▸ **TASK TO COMPLETE**
Repeat the records below exactly, leaving out every picture.
>> start
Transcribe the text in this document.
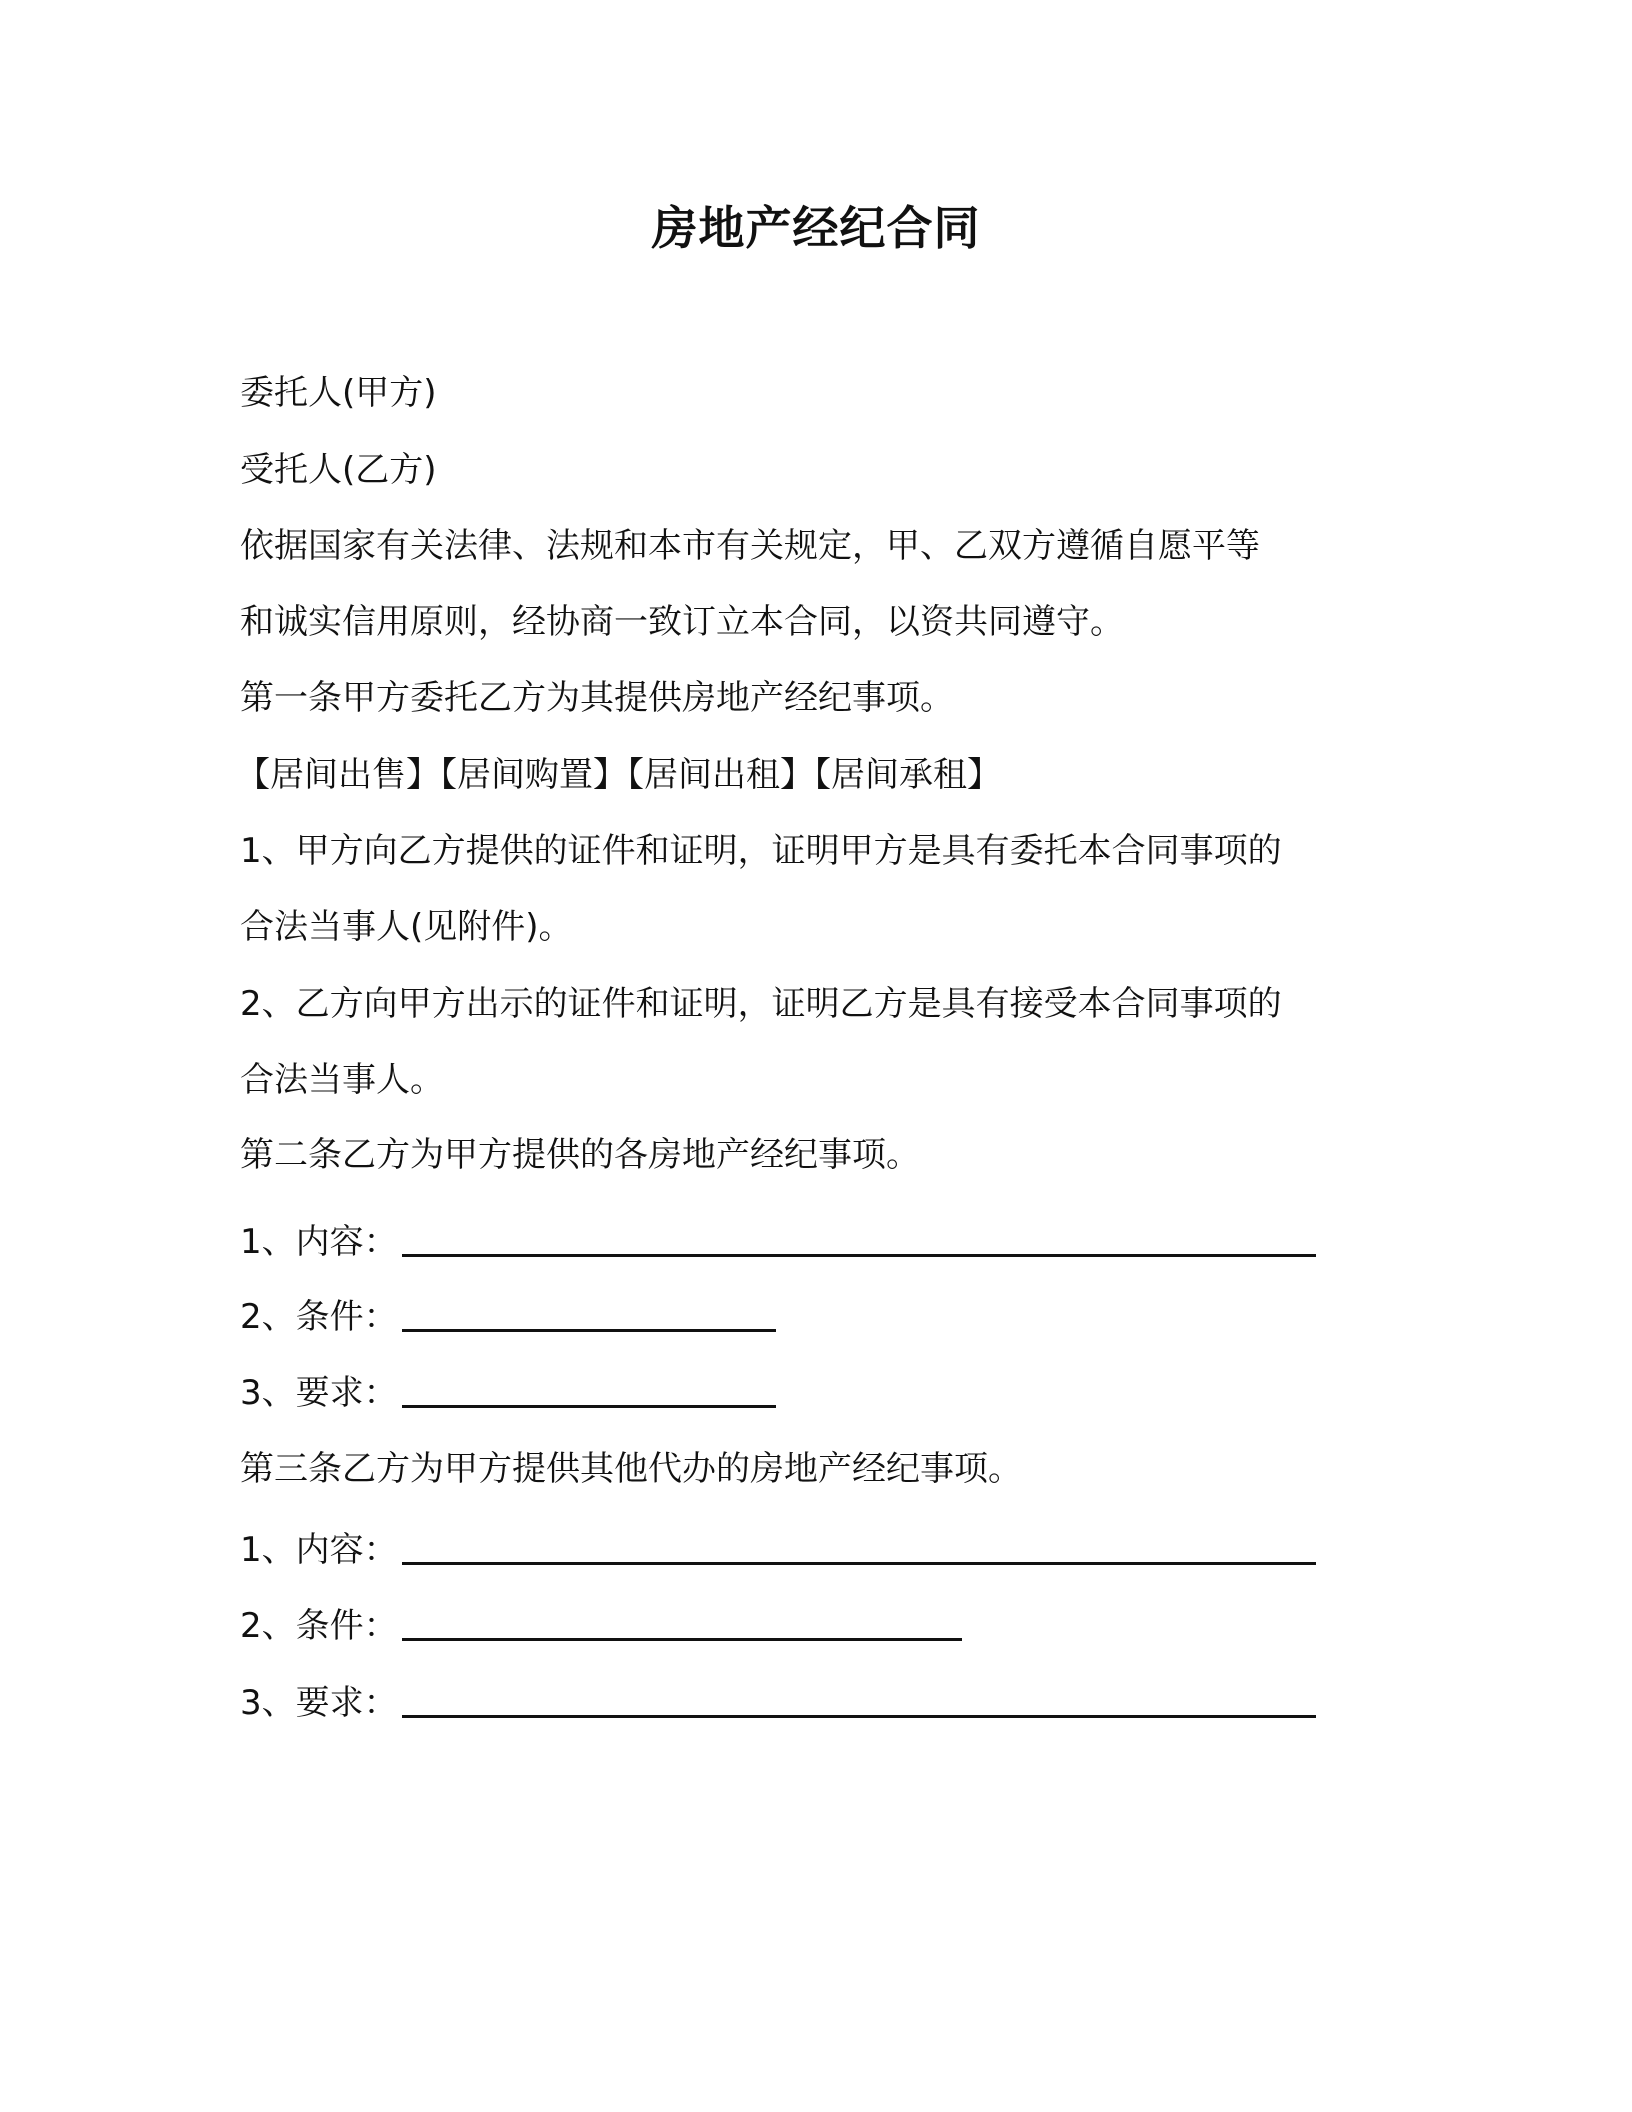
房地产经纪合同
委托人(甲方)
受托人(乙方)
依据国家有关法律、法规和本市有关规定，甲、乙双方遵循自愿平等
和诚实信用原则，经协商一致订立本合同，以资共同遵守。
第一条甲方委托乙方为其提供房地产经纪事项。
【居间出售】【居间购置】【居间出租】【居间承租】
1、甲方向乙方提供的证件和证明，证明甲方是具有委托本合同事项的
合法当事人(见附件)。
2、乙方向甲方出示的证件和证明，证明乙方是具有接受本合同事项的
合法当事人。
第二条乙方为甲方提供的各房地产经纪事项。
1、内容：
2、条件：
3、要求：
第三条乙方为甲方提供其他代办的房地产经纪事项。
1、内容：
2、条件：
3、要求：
>> end
▸ **EXERCISE RESPONSE**
Transcribe the text in this document.
房地产经纪合同
委托人(甲方)
受托人(乙方)
依据国家有关法律、法规和本市有关规定，甲、乙双方遵循自愿平等
和诚实信用原则，经协商一致订立本合同，以资共同遵守。
第一条甲方委托乙方为其提供房地产经纪事项。
【居间出售】【居间购置】【居间出租】【居间承租】
1、甲方向乙方提供的证件和证明，证明甲方是具有委托本合同事项的
合法当事人(见附件)。
2、乙方向甲方出示的证件和证明，证明乙方是具有接受本合同事项的
合法当事人。
第二条乙方为甲方提供的各房地产经纪事项。
1、内容：
2、条件：
3、要求：
第三条乙方为甲方提供其他代办的房地产经纪事项。
1、内容：
2、条件：
3、要求：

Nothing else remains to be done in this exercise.